• MATERIAL PROVIDED
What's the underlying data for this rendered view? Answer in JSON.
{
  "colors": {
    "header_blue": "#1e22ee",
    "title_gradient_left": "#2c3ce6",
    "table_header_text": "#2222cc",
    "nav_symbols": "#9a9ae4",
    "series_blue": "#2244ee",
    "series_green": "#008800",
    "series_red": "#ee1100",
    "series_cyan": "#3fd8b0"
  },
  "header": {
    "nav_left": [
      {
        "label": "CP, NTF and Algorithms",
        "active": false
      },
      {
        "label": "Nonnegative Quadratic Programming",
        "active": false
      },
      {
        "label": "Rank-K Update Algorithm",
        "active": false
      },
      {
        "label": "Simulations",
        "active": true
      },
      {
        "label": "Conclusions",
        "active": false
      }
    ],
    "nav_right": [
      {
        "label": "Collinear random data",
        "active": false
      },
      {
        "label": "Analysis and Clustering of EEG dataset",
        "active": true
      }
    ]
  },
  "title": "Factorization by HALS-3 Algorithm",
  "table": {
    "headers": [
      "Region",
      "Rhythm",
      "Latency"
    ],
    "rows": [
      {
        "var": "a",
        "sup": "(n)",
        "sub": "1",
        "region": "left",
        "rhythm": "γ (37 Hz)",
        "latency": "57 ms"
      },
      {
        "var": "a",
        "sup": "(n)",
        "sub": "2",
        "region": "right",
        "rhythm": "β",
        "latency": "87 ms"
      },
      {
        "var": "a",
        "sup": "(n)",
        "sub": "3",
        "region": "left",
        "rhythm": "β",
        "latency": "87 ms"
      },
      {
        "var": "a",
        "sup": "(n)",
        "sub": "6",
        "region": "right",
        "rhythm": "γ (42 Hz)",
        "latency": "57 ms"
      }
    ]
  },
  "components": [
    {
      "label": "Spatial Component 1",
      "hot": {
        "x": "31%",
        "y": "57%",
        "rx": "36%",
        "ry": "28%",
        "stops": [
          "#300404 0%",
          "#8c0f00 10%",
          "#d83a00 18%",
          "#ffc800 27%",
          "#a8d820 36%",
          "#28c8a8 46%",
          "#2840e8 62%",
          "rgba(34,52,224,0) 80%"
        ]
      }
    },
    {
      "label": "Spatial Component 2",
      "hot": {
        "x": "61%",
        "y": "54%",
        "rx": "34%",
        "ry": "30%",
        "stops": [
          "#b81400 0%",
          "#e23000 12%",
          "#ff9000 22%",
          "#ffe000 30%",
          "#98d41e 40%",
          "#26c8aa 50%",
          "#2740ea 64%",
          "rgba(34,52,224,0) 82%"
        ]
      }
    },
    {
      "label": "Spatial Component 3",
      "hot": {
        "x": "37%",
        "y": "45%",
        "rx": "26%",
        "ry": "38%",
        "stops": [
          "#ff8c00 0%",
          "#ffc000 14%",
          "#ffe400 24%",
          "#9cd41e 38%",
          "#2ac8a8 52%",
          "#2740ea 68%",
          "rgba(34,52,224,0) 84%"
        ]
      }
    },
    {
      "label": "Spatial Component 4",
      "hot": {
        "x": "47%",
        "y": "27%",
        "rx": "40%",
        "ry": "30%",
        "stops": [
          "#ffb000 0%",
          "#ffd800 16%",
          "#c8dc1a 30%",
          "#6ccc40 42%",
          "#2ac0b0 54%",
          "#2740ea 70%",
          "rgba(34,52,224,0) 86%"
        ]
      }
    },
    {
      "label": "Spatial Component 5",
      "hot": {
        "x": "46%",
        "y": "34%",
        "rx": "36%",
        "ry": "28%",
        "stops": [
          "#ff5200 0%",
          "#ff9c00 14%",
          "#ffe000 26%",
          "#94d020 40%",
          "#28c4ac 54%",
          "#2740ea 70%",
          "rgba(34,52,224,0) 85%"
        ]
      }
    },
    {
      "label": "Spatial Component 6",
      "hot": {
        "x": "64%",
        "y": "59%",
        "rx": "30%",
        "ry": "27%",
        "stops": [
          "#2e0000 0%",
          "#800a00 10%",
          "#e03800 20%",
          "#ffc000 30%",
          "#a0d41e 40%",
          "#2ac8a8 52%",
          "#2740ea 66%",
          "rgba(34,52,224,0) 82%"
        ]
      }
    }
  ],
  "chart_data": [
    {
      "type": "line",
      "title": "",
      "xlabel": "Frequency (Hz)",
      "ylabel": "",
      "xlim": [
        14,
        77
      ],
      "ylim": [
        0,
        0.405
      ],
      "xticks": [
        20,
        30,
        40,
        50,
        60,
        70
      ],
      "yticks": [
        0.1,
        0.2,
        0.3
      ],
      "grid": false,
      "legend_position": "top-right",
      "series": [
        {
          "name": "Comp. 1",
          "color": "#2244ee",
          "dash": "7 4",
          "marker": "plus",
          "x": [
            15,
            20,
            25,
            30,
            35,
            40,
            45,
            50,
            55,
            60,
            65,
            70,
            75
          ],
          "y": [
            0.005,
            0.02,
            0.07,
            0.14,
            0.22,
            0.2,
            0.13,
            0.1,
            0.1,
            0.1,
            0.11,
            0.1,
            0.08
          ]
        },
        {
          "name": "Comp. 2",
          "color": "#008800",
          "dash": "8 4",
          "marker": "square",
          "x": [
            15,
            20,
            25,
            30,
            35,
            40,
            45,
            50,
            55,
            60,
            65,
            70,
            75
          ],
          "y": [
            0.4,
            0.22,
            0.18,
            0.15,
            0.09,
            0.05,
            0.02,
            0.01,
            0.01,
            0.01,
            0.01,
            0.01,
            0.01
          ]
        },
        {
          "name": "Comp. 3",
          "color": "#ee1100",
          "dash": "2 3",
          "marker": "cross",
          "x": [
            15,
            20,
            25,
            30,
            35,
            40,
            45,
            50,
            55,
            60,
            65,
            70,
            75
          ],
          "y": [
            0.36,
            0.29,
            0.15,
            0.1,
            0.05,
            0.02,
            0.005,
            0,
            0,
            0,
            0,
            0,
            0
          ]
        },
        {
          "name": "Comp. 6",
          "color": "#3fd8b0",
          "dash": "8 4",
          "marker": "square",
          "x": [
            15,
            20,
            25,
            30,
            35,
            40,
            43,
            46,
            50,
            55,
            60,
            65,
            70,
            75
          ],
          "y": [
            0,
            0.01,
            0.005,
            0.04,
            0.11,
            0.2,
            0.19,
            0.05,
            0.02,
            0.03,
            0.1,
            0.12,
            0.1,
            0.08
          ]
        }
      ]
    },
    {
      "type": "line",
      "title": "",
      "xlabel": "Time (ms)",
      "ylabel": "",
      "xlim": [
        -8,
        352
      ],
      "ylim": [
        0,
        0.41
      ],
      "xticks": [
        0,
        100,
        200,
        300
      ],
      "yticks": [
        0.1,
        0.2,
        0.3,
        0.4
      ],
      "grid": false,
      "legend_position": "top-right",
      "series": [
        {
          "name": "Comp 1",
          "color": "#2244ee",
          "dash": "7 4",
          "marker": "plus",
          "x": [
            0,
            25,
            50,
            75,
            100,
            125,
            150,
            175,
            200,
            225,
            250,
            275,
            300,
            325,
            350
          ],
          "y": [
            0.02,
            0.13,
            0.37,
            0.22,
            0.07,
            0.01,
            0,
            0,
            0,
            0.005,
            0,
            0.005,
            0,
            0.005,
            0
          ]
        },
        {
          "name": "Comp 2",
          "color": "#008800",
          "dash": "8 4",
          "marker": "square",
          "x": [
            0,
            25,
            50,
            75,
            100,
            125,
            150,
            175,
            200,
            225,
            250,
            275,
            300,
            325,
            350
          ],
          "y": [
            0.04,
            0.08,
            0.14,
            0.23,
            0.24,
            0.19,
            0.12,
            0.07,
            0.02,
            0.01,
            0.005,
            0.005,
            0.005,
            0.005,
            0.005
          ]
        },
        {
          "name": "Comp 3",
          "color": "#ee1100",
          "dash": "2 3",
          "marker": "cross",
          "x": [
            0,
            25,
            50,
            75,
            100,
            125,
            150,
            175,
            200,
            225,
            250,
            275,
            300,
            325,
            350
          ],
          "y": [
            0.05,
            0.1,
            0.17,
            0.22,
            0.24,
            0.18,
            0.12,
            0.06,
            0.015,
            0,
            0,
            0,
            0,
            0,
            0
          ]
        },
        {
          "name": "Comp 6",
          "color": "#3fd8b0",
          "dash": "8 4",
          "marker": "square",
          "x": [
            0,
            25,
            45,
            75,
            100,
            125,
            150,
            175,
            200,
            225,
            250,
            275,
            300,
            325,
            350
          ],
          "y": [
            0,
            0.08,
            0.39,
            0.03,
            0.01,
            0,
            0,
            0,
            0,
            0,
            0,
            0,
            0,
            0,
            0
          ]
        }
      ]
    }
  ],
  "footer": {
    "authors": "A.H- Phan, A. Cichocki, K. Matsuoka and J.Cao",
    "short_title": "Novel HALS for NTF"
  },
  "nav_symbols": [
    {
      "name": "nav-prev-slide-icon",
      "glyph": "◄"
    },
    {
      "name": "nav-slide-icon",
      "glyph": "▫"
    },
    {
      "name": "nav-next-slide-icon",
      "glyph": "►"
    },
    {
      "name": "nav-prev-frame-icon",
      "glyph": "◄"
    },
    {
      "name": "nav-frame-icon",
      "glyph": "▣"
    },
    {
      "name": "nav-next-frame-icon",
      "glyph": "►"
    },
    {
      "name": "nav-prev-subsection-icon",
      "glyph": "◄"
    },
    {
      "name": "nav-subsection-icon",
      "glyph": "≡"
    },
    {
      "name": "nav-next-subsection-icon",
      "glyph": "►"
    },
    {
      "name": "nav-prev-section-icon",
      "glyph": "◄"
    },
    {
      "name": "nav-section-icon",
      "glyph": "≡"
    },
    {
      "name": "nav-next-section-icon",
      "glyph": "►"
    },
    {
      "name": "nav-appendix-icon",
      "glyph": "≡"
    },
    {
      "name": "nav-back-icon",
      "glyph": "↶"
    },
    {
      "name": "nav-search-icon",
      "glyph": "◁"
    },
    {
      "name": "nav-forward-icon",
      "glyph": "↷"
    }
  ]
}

• EXERCISE BRIEF
Copy every line above that holds the word "next".

• TASK SOLUTION
      "name": "nav-next-slide-icon",
      "name": "nav-next-frame-icon",
      "name": "nav-next-subsection-icon",
      "name": "nav-next-section-icon",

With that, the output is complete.